Everything from the line holding "Type out the text in this image." to the end of the listing below should be copied exactly, line for line, minus the pictures.

=== RECORDS FOR THE EXERCISE ===

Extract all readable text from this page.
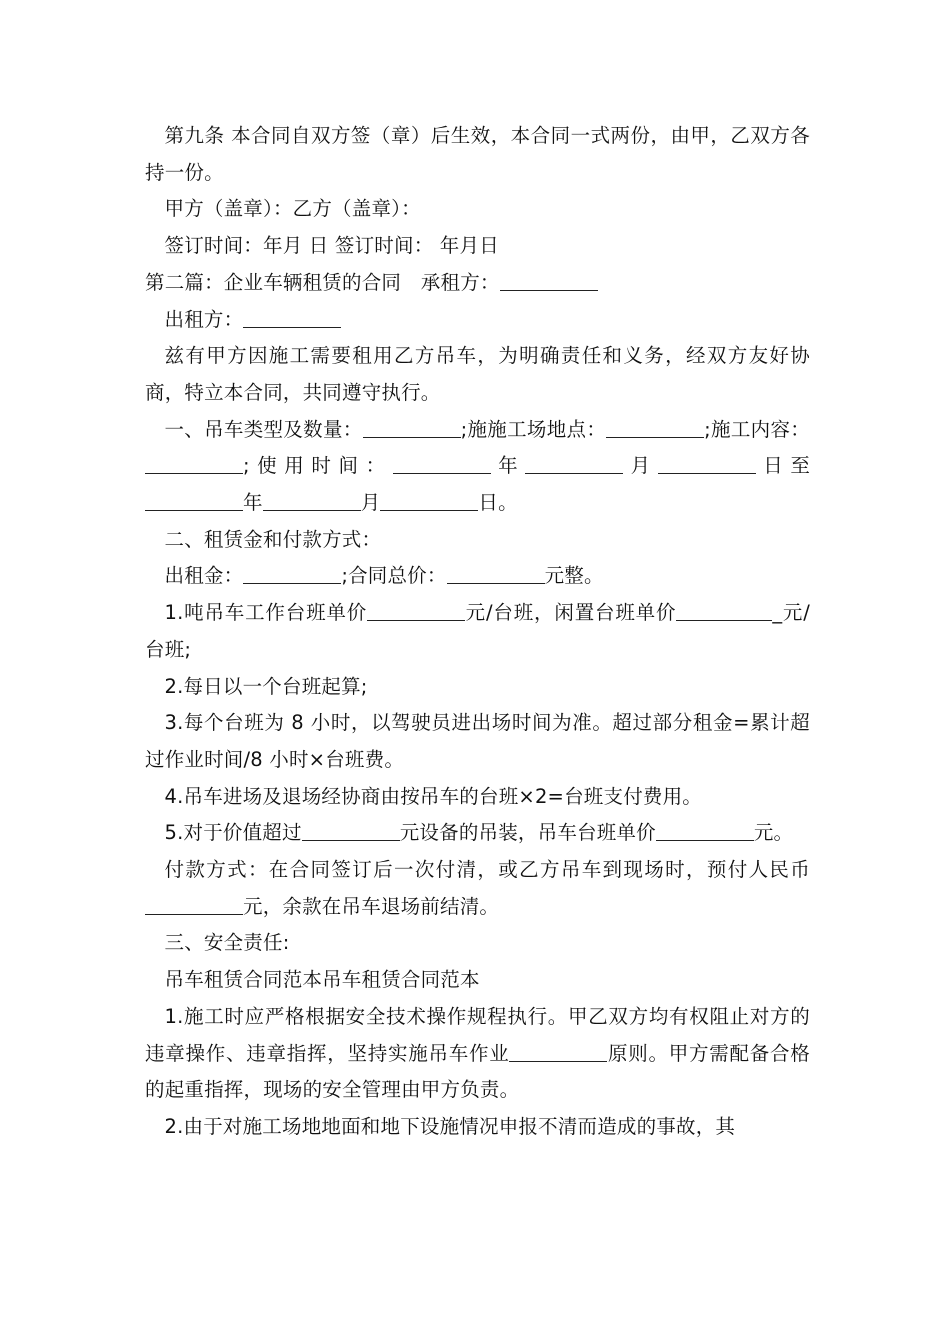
第九条 本合同自双方签（章）后生效，本合同一式两份，由甲，乙双方各持一份。

甲方（盖章）：乙方（盖章）：

签订时间：年月 日 签订时间： 年月日

第二篇：企业车辆租赁的合同　承租方：

出租方：

兹有甲方因施工需要租用乙方吊车，为明确责任和义务，经双方友好协商，特立本合同，共同遵守执行。

一、吊车类型及数量：	;施施工场地点：	;施工内容：;使用时间：	年	月	日至年	月	日。

二、租赁金和付款方式：

出租金：	;合同总价：	元整。

1.吨吊车工作台班单价	元/台班，闲置台班单价	_元/台班;

2.每日以一个台班起算;

3.每个台班为 8 小时，以驾驶员进出场时间为准。超过部分租金=累计超过作业时间/8 小时×台班费。

4.吊车进场及退场经协商由按吊车的台班×2=台班支付费用。

5.对于价值超过	元设备的吊装，吊车台班单价	元。

付款方式：在合同签订后一次付清，或乙方吊车到现场时，预付人民币元，余款在吊车退场前结清。

三、安全责任:

吊车租赁合同范本吊车租赁合同范本

1.施工时应严格根据安全技术操作规程执行。甲乙双方均有权阻止对方的违章操作、违章指挥，坚持实施吊车作业	原则。甲方需配备合格的起重指挥，现场的安全管理由甲方负责。

2.由于对施工场地地面和地下设施情况申报不清而造成的事故，其
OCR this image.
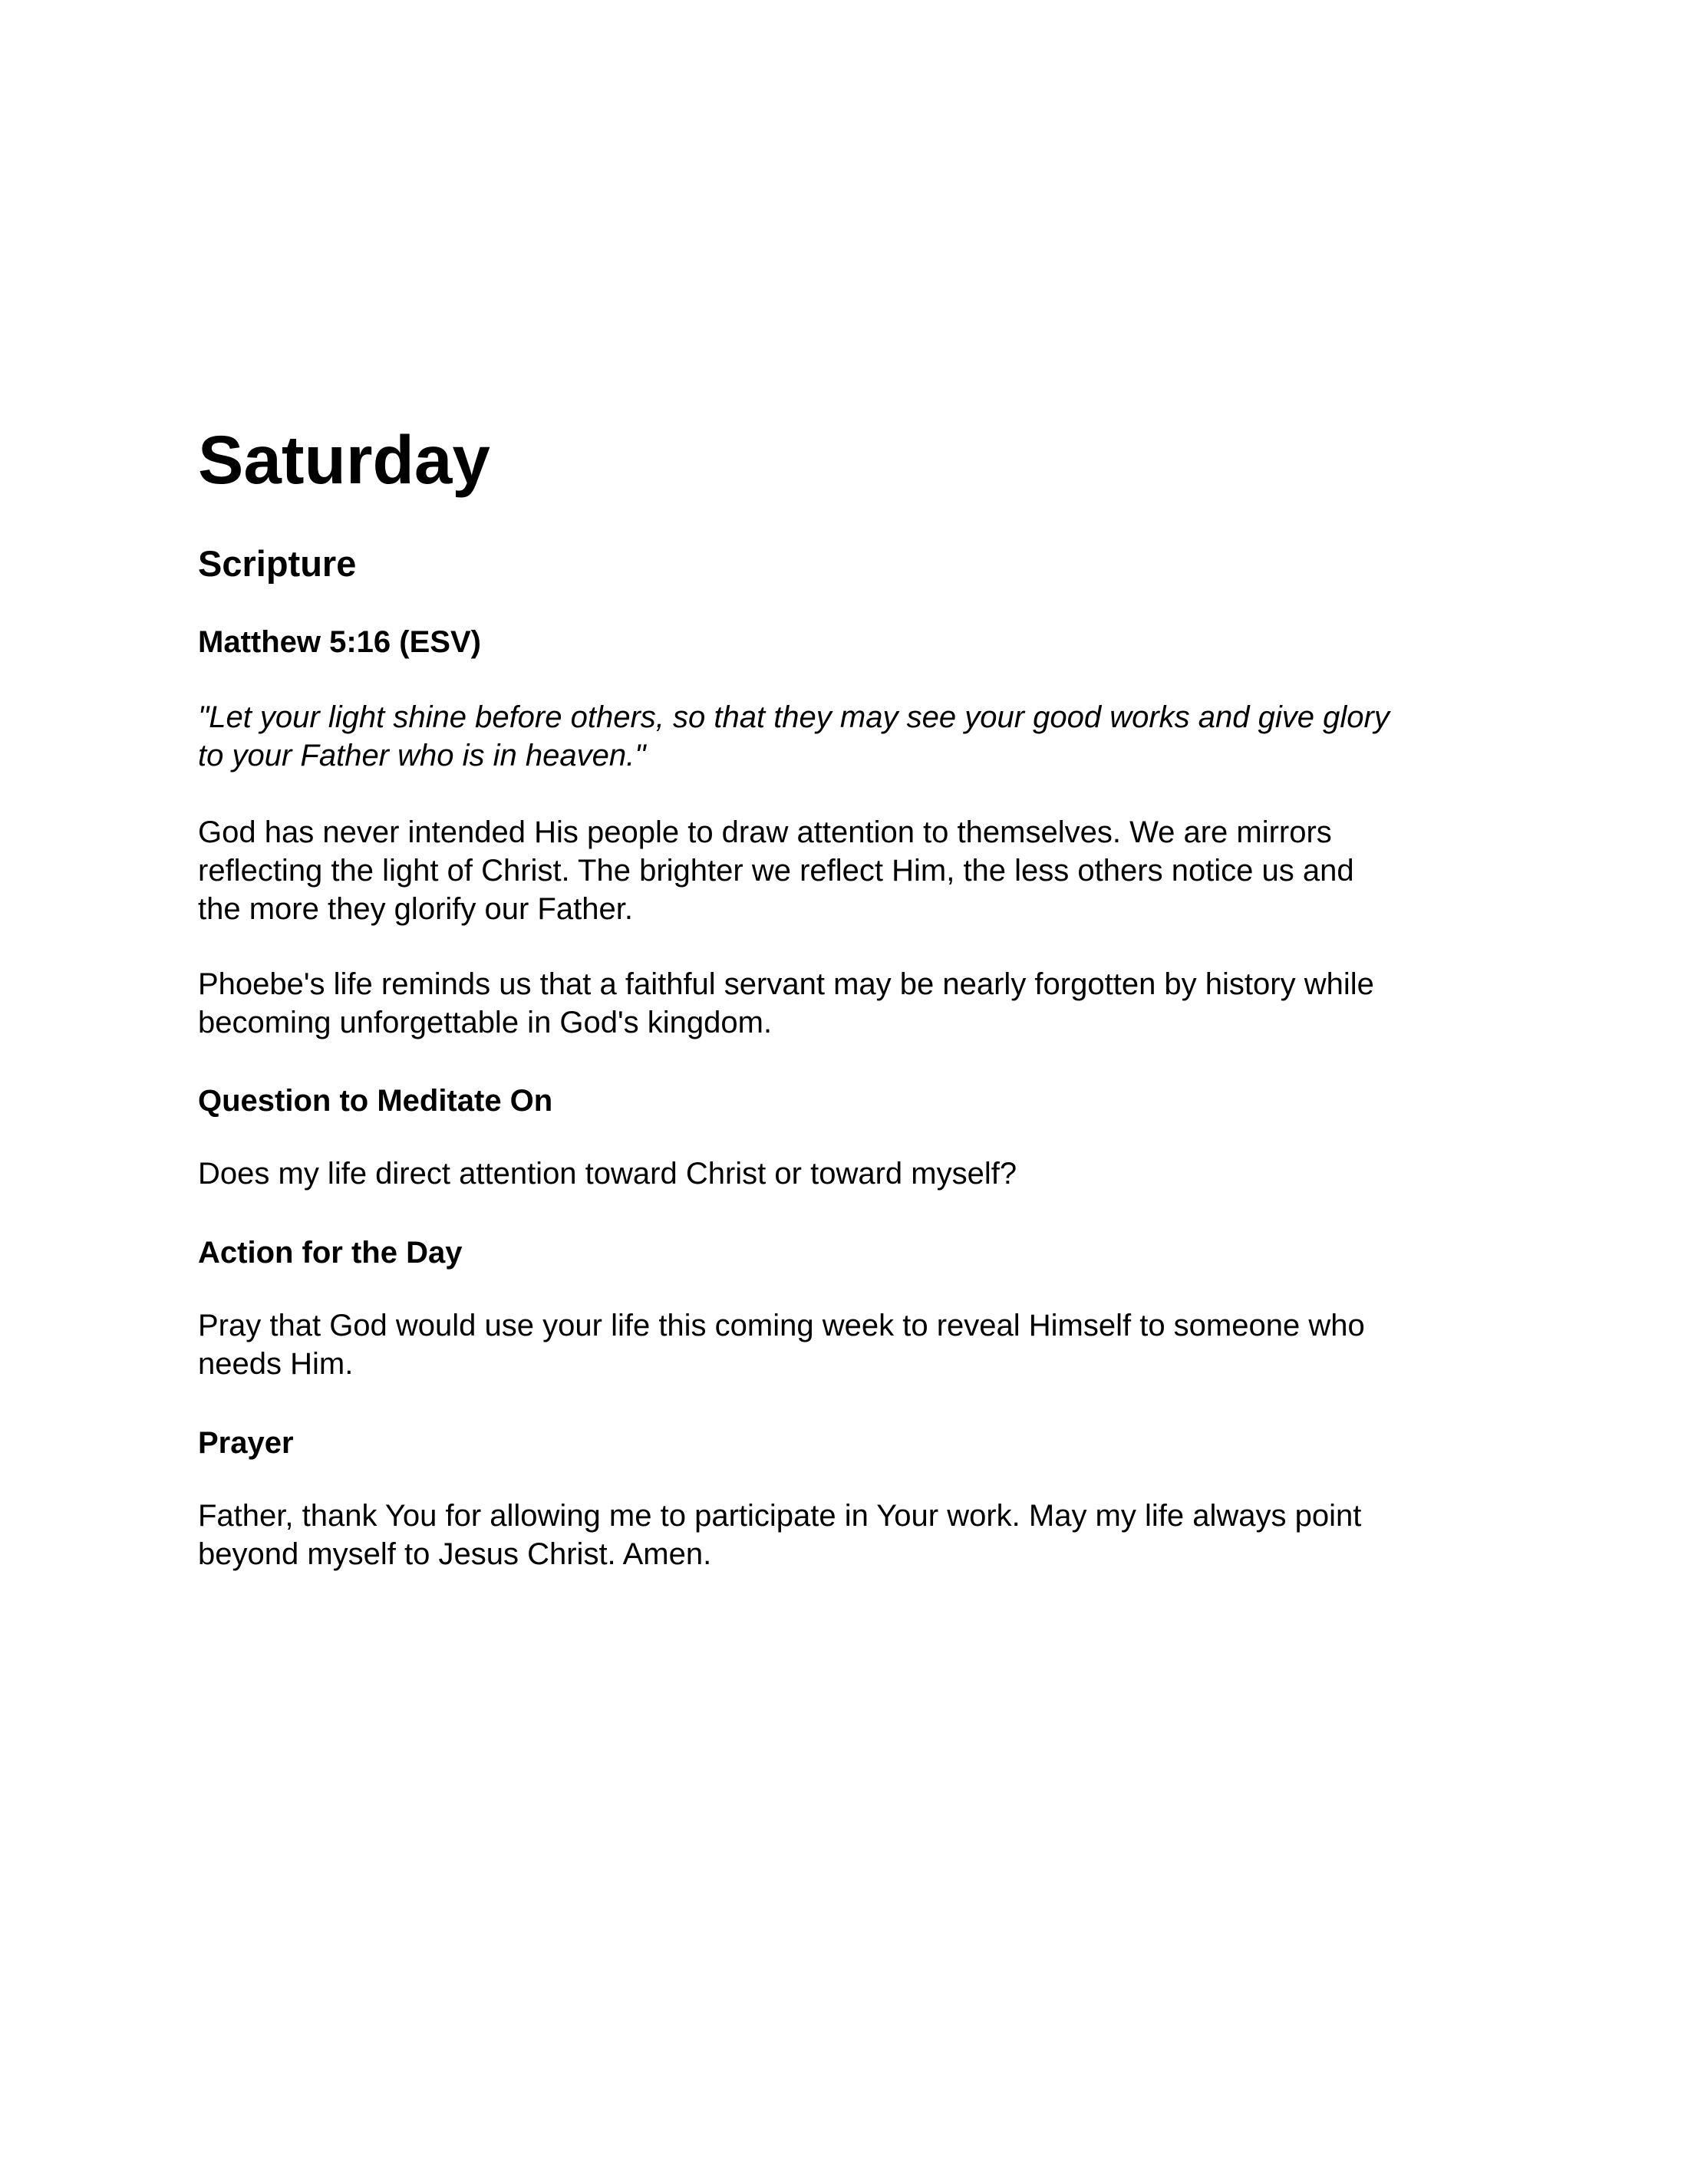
Saturday
Scripture
Matthew 5:16 (ESV)

"Let your light shine before others, so that they may see your good works and give glory
to your Father who is in heaven."

God has never intended His people to draw attention to themselves. We are mirrors
reflecting the light of Christ. The brighter we reflect Him, the less others notice us and
the more they glorify our Father.

Phoebe's life reminds us that a faithful servant may be nearly forgotten by history while
becoming unforgettable in God's kingdom.

Question to Meditate On

Does my life direct attention toward Christ or toward myself?

Action for the Day

Pray that God would use your life this coming week to reveal Himself to someone who
needs Him.

Prayer

Father, thank You for allowing me to participate in Your work. May my life always point
beyond myself to Jesus Christ. Amen.
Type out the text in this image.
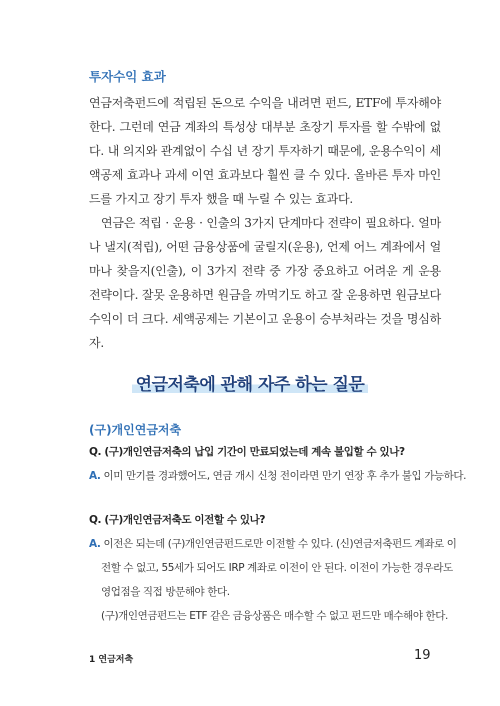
투자수익 효과

연금저축펀드에 적립된 돈으로 수익을 내려면 펀드, ETF에 투자해야 한다. 그런데 연금 계좌의 특성상 대부분 초장기 투자를 할 수밖에 없다. 내 의지와 관계없이 수십 년 장기 투자하기 때문에, 운용수익이 세액공제 효과나 과세 이연 효과보다 훨씬 클 수 있다. 올바른 투자 마인드를 가지고 장기 투자 했을 때 누릴 수 있는 효과다.

연금은 적립 · 운용 · 인출의 3가지 단계마다 전략이 필요하다. 얼마나 낼지(적립), 어떤 금융상품에 굴릴지(운용), 언제 어느 계좌에서 얼마나 찾을지(인출), 이 3가지 전략 중 가장 중요하고 어려운 게 운용 전략이다. 잘못 운용하면 원금을 까먹기도 하고 잘 운용하면 원금보다 수익이 더 크다. 세액공제는 기본이고 운용이 승부처라는 것을 명심하자.

연금저축에 관해 자주 하는 질문
(구)개인연금저축
Q. (구)개인연금저축의 납입 기간이 만료되었는데 계속 불입할 수 있나?
A. 이미 만기를 경과했어도, 연금 개시 신청 전이라면 만기 연장 후 추가 불입 가능하다.
Q. (구)개인연금저축도 이전할 수 있나?
A. 이전은 되는데 (구)개인연금펀드로만 이전할 수 있다. (신)연금저축펀드 계좌로 이
전할 수 없고, 55세가 되어도 IRP 계좌로 이전이 안 된다. 이전이 가능한 경우라도
영업점을 직접 방문해야 한다.
(구)개인연금펀드는 ETF 같은 금융상품은 매수할 수 없고 펀드만 매수해야 한다.
1 연금저축	19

===

> **THE OUTPUT**
Type out the text in this image.
투자수익 효과

연금저축펀드에 적립된 돈으로 수익을 내려면 펀드, ETF에 투자해야 한다. 그런데 연금 계좌의 특성상 대부분 초장기 투자를 할 수밖에 없다. 내 의지와 관계없이 수십 년 장기 투자하기 때문에, 운용수익이 세액공제 효과나 과세 이연 효과보다 훨씬 클 수 있다. 올바른 투자 마인드를 가지고 장기 투자 했을 때 누릴 수 있는 효과다.

연금은 적립 · 운용 · 인출의 3가지 단계마다 전략이 필요하다. 얼마나 낼지(적립), 어떤 금융상품에 굴릴지(운용), 언제 어느 계좌에서 얼마나 찾을지(인출), 이 3가지 전략 중 가장 중요하고 어려운 게 운용 전략이다. 잘못 운용하면 원금을 까먹기도 하고 잘 운용하면 원금보다 수익이 더 크다. 세액공제는 기본이고 운용이 승부처라는 것을 명심하자.

연금저축에 관해 자주 하는 질문
(구)개인연금저축
Q. (구)개인연금저축의 납입 기간이 만료되었는데 계속 불입할 수 있나?
A. 이미 만기를 경과했어도, 연금 개시 신청 전이라면 만기 연장 후 추가 불입 가능하다.
Q. (구)개인연금저축도 이전할 수 있나?
A. 이전은 되는데 (구)개인연금펀드로만 이전할 수 있다. (신)연금저축펀드 계좌로 이
전할 수 없고, 55세가 되어도 IRP 계좌로 이전이 안 된다. 이전이 가능한 경우라도
영업점을 직접 방문해야 한다.
(구)개인연금펀드는 ETF 같은 금융상품은 매수할 수 없고 펀드만 매수해야 한다.
1 연금저축	19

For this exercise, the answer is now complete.